*Extracted data entries*.
========
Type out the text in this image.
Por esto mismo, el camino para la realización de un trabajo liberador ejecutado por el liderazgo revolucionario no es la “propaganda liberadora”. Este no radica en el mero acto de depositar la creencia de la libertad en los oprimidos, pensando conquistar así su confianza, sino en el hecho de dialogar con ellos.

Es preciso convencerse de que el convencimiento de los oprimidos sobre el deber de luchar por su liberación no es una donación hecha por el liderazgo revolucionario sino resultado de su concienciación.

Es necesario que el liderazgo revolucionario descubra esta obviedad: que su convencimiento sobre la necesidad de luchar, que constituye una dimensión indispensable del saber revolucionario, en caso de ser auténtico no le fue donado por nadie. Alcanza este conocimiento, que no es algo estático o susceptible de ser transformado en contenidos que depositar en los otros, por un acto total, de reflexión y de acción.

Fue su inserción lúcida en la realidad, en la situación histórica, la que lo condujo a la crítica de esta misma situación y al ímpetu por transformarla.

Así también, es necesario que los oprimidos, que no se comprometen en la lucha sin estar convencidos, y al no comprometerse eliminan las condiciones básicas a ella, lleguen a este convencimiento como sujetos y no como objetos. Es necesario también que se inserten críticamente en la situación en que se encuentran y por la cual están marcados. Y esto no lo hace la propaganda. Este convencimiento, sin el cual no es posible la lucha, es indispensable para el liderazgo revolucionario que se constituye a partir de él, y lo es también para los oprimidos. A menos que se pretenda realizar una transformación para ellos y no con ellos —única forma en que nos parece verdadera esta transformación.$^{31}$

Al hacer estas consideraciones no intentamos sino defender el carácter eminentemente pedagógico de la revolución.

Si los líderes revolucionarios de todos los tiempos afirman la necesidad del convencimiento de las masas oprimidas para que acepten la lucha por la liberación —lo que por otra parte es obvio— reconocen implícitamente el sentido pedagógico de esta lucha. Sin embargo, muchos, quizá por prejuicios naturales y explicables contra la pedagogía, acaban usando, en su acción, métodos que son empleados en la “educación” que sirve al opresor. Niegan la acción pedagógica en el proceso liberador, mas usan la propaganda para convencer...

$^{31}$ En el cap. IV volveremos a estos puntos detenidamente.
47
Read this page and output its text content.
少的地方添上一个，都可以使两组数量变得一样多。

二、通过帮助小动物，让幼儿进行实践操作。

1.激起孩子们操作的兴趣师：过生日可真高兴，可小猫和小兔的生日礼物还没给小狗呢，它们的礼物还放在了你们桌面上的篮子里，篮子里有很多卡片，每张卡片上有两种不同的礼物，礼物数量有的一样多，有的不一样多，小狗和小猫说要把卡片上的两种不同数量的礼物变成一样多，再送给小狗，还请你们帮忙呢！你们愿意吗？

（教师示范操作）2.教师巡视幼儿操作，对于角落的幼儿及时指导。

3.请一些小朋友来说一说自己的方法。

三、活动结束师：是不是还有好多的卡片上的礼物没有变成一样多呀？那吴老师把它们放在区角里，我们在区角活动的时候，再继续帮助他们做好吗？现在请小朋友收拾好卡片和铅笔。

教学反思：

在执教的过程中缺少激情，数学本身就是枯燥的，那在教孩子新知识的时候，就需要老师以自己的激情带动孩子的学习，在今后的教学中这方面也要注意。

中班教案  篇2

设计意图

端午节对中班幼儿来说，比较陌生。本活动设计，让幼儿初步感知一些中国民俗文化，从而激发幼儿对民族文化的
========
*WHAT YOU WILL DO*.
From the line containing "Read this page and output its text content." down to the last line, reproduce the records exactly. Include both ends.

*OUTPUT*.
Read this page and output its text content.
少的地方添上一个，都可以使两组数量变得一样多。

二、通过帮助小动物，让幼儿进行实践操作。

1.激起孩子们操作的兴趣师：过生日可真高兴，可小猫和小兔的生日礼物还没给小狗呢，它们的礼物还放在了你们桌面上的篮子里，篮子里有很多卡片，每张卡片上有两种不同的礼物，礼物数量有的一样多，有的不一样多，小狗和小猫说要把卡片上的两种不同数量的礼物变成一样多，再送给小狗，还请你们帮忙呢！你们愿意吗？

（教师示范操作）2.教师巡视幼儿操作，对于角落的幼儿及时指导。

3.请一些小朋友来说一说自己的方法。

三、活动结束师：是不是还有好多的卡片上的礼物没有变成一样多呀？那吴老师把它们放在区角里，我们在区角活动的时候，再继续帮助他们做好吗？现在请小朋友收拾好卡片和铅笔。

教学反思：

在执教的过程中缺少激情，数学本身就是枯燥的，那在教孩子新知识的时候，就需要老师以自己的激情带动孩子的学习，在今后的教学中这方面也要注意。

中班教案  篇2

设计意图

端午节对中班幼儿来说，比较陌生。本活动设计，让幼儿初步感知一些中国民俗文化，从而激发幼儿对民族文化的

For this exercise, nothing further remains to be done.